| Exercise goal |
Narrow the data below down to the lines containing "description".

| Entries |
----------------
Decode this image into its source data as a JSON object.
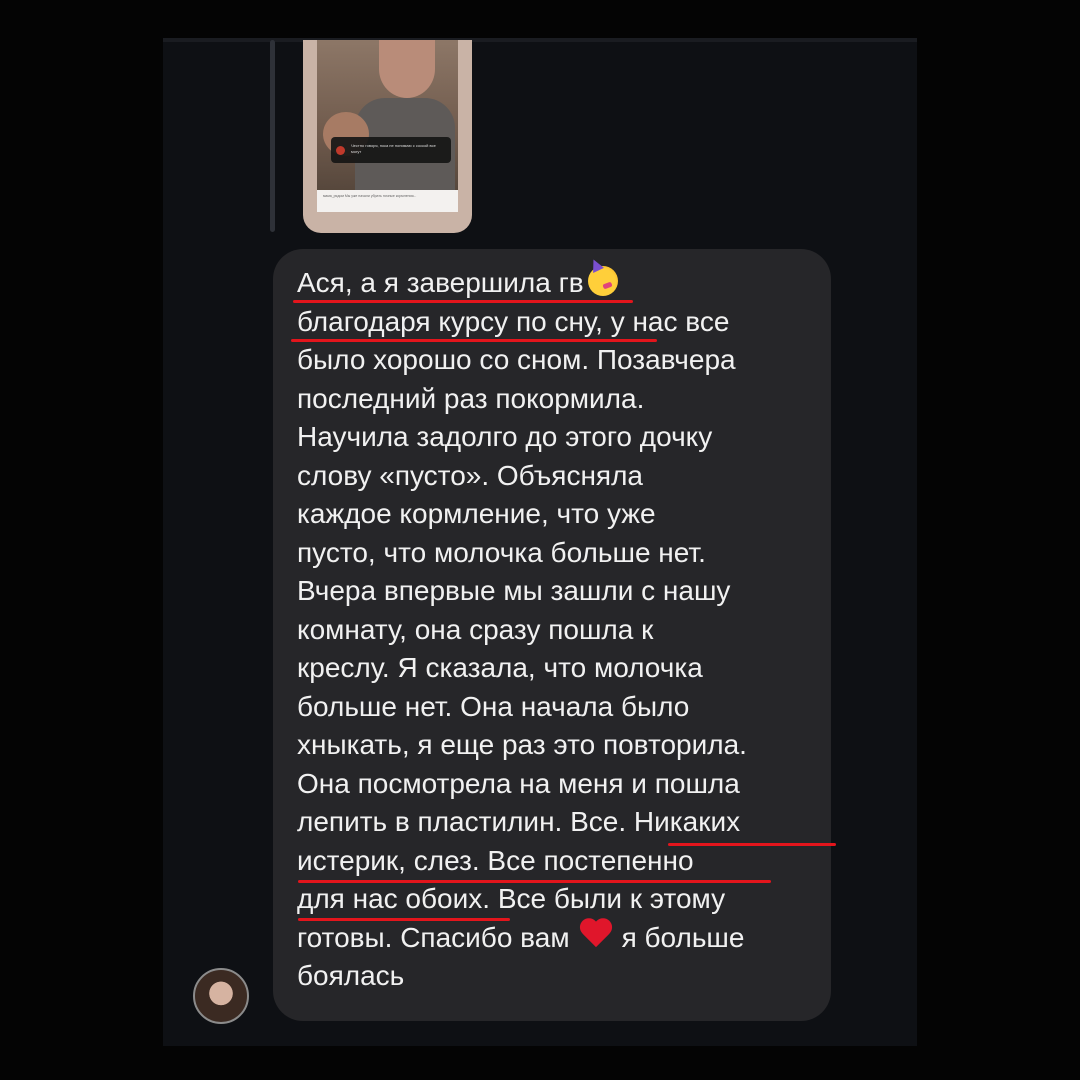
{
  "story_reply": {
    "sticker_text": "Честно говоря, пока не понимаю с соской все могут",
    "caption_text": "мама_рядом Мы уже начали убрать ночные кормления..."
  },
  "message": {
    "lines": [
      "Ася, а я завершила гв",
      "благодаря курсу по сну, у нас все",
      "было хорошо со сном. Позавчера",
      "последний раз покормила.",
      "Научила задолго до этого дочку",
      "слову «пусто». Объясняла",
      "каждое кормление, что уже",
      "пусто, что молочка больше нет.",
      "Вчера впервые мы зашли с нашу",
      "комнату, она сразу пошла к",
      "креслу. Я сказала, что молочка",
      "больше нет. Она начала было",
      "хныкать, я еще раз это повторила.",
      "Она посмотрела на меня и пошла",
      "лепить в пластилин. Все. Никаких",
      "истерик, слез. Все постепенно",
      "для нас обоих. Все были к этому",
      "готовы. Спасибо вам",
      "я больше",
      "боялась"
    ],
    "emoji_party": "partying-face-emoji",
    "emoji_heart": "red-heart-emoji"
  },
  "colors": {
    "background": "#040404",
    "chat_background": "#0e1014",
    "bubble": "#262629",
    "text": "#f1f1f1",
    "underline": "#e3151c"
  }
}
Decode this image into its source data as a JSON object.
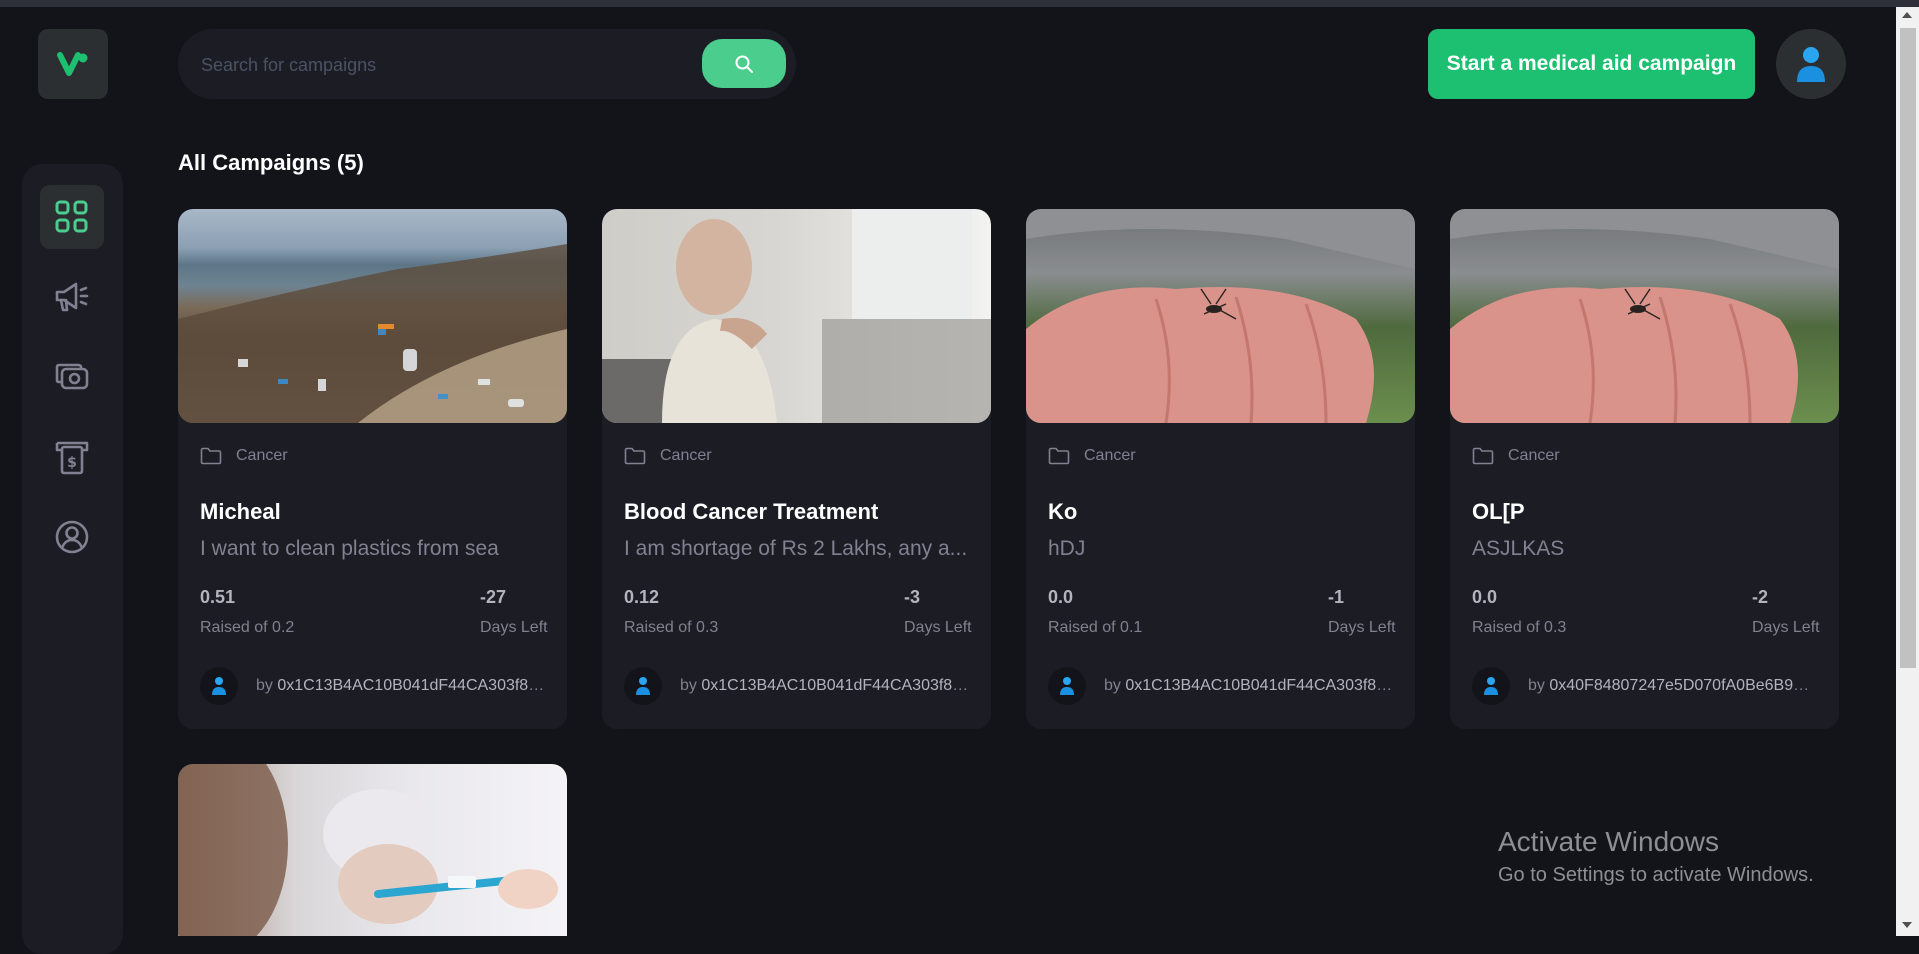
{
  "colors": {
    "background": "#13131a",
    "panel": "#1c1c24",
    "accent": "#1dc071",
    "search_button": "#4acd8d",
    "active_icon": "#4acd8d",
    "inactive_icon": "#808191"
  },
  "search": {
    "placeholder": "Search for campaigns",
    "value": ""
  },
  "header": {
    "create_label": "Start a medical aid campaign"
  },
  "sidebar": {
    "items": [
      {
        "icon": "dashboard-icon",
        "active": true
      },
      {
        "icon": "campaign-icon",
        "active": false
      },
      {
        "icon": "payment-icon",
        "active": false
      },
      {
        "icon": "withdraw-icon",
        "active": false
      },
      {
        "icon": "profile-icon",
        "active": false
      }
    ]
  },
  "section": {
    "title": "All Campaigns (5)"
  },
  "campaigns": [
    {
      "category": "Cancer",
      "title": "Micheal",
      "description": "I want to clean plastics from sea",
      "raised": "0.51",
      "raised_label": "Raised of 0.2",
      "days": "-27",
      "days_label": "Days Left",
      "by_label": "by",
      "owner": "0x1C13B4AC10B041dF44CA303f83..."
    },
    {
      "category": "Cancer",
      "title": "Blood Cancer Treatment",
      "description": "I am shortage of Rs 2 Lakhs, any a...",
      "raised": "0.12",
      "raised_label": "Raised of 0.3",
      "days": "-3",
      "days_label": "Days Left",
      "by_label": "by",
      "owner": "0x1C13B4AC10B041dF44CA303f83..."
    },
    {
      "category": "Cancer",
      "title": "Ko",
      "description": "hDJ",
      "raised": "0.0",
      "raised_label": "Raised of 0.1",
      "days": "-1",
      "days_label": "Days Left",
      "by_label": "by",
      "owner": "0x1C13B4AC10B041dF44CA303f83..."
    },
    {
      "category": "Cancer",
      "title": "OL[P",
      "description": "ASJLKAS",
      "raised": "0.0",
      "raised_label": "Raised of 0.3",
      "days": "-2",
      "days_label": "Days Left",
      "by_label": "by",
      "owner": "0x40F84807247e5D070fA0Be6B91D..."
    }
  ],
  "watermark": {
    "line1": "Activate Windows",
    "line2": "Go to Settings to activate Windows."
  }
}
----------------
| The result |
      "description": "I want to clean plastics from sea",
      "description": "I am shortage of Rs 2 Lakhs, any a...",
      "description": "hDJ",
      "description": "ASJLKAS",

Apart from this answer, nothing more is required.